_Task to complete_. Only a number is wanted: how many lines in these records contain the word "marker"?

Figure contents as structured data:
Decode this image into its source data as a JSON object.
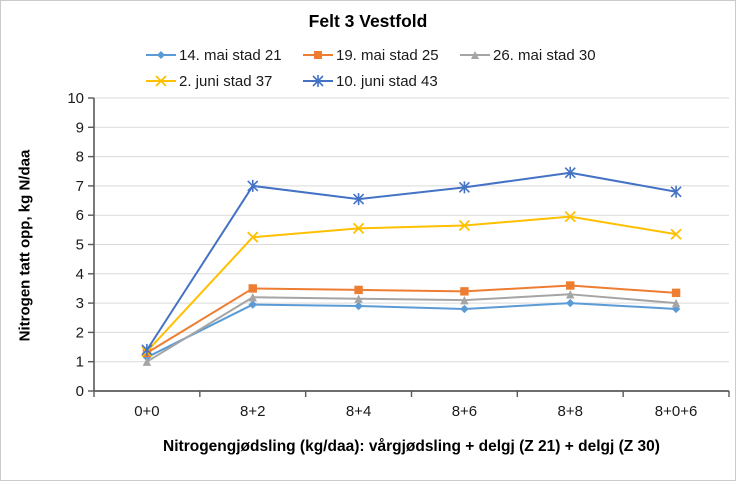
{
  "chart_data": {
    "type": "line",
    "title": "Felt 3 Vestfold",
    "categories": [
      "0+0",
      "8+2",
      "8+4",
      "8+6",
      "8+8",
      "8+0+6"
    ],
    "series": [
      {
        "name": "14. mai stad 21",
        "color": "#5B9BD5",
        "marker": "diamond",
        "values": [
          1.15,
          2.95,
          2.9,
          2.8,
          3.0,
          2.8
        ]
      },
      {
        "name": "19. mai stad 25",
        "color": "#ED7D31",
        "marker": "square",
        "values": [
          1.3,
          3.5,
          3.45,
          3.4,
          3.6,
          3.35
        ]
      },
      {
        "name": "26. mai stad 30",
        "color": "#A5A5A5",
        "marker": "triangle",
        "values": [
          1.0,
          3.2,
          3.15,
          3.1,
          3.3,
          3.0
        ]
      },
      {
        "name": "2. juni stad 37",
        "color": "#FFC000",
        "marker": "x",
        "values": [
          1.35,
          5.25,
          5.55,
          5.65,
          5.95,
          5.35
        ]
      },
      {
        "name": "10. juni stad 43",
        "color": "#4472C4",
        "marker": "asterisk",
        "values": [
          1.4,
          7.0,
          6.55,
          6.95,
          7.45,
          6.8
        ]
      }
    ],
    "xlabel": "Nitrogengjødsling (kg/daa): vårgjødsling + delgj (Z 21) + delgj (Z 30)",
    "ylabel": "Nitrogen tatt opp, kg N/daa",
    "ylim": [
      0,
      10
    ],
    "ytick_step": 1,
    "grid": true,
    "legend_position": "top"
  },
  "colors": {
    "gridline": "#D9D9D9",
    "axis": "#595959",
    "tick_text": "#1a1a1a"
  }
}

_Result of this exercise_. 5